**OBJECTIVE:** Images are excluded; otherwise, output every record exactly.

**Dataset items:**
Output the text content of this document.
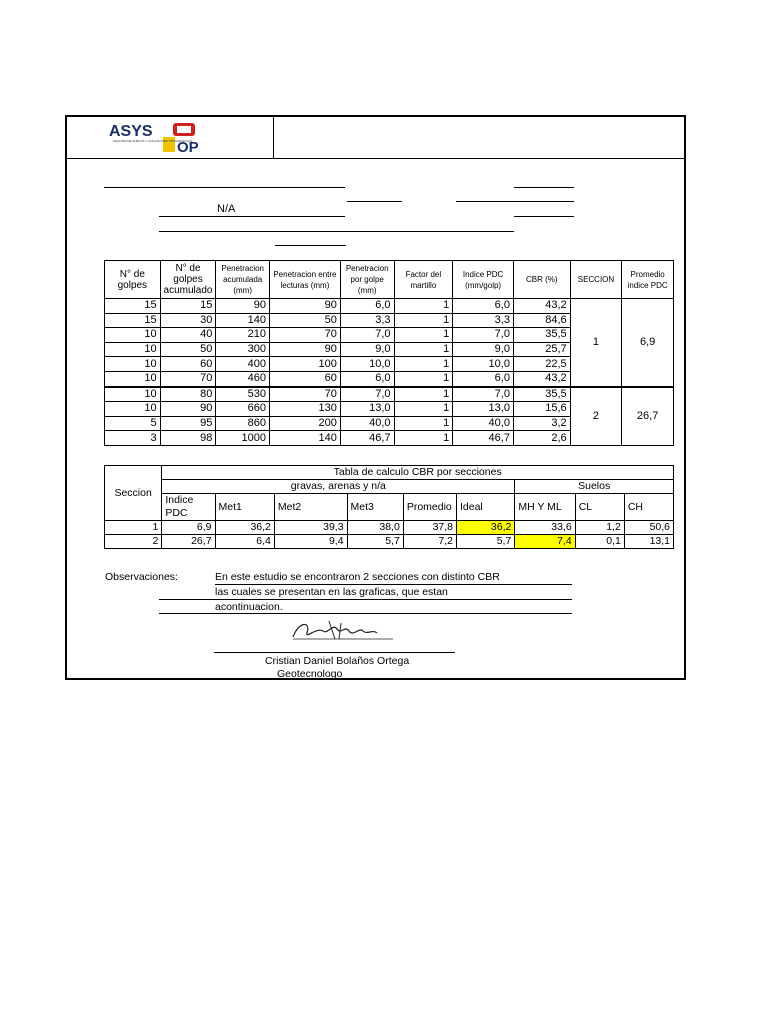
ASYS
OP
ANALISIS DE SUELOS Y SOLUCIONES TOPOGRAFICAS
N/A
N° de golpes	N° de golpes acumulado	Penetracion acumulada (mm)	Penetracion entre lecturas (mm)	Penetracion por golpe (mm)	Factor del martillo	Indice PDC (mm/golp)	CBR (%)	SECCION	Promedio indice PDC
15	15	90	90	6,0	1	6,0	43,2	1	6,9
15	30	140	50	3,3	1	3,3	84,6		
10	40	210	70	7,0	1	7,0	35,5		
10	50	300	90	9,0	1	9,0	25,7		
10	60	400	100	10,0	1	10,0	22,5		
10	70	460	60	6,0	1	6,0	43,2		
10	80	530	70	7,0	1	7,0	35,5	2	26,7
10	90	660	130	13,0	1	13,0	15,6		
5	95	860	200	40,0	1	40,0	3,2		
3	98	1000	140	46,7	1	46,7	2,6		
Seccion	Tabla de calculo CBR por secciones								
	gravas, arenas y n/a						Suelos		
	Indice PDC	Met1	Met2	Met3	Promedio	Ideal	MH Y ML	CL	CH
1	6,9	36,2	39,3	38,0	37,8	36,2	33,6	1,2	50,6
2	26,7	6,4	9,4	5,7	7,2	5,7	7,4	0,1	13,1
Observaciones:	En este estudio se encontraron 2 secciones con distinto CBR
las cuales se presentan en las graficas, que estan
acontinuacion.
Cristian Daniel Bolaños Ortega
Geotecnologo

**TASK RESPONSE:**
Output the text content of this document.
ASYS
OP
ANALISIS DE SUELOS Y SOLUCIONES TOPOGRAFICAS
N/A
N° de golpes	N° de golpes acumulado	Penetracion acumulada (mm)	Penetracion entre lecturas (mm)	Penetracion por golpe (mm)	Factor del martillo	Indice PDC (mm/golp)	CBR (%)	SECCION	Promedio indice PDC
15	15	90	90	6,0	1	6,0	43,2	1	6,9
15	30	140	50	3,3	1	3,3	84,6		
10	40	210	70	7,0	1	7,0	35,5		
10	50	300	90	9,0	1	9,0	25,7		
10	60	400	100	10,0	1	10,0	22,5		
10	70	460	60	6,0	1	6,0	43,2		
10	80	530	70	7,0	1	7,0	35,5	2	26,7
10	90	660	130	13,0	1	13,0	15,6		
5	95	860	200	40,0	1	40,0	3,2		
3	98	1000	140	46,7	1	46,7	2,6		
Seccion	Tabla de calculo CBR por secciones								
	gravas, arenas y n/a						Suelos		
	Indice PDC	Met1	Met2	Met3	Promedio	Ideal	MH Y ML	CL	CH
1	6,9	36,2	39,3	38,0	37,8	36,2	33,6	1,2	50,6
2	26,7	6,4	9,4	5,7	7,2	5,7	7,4	0,1	13,1
Observaciones:	En este estudio se encontraron 2 secciones con distinto CBR
las cuales se presentan en las graficas, que estan
acontinuacion.
Cristian Daniel Bolaños Ortega
Geotecnologo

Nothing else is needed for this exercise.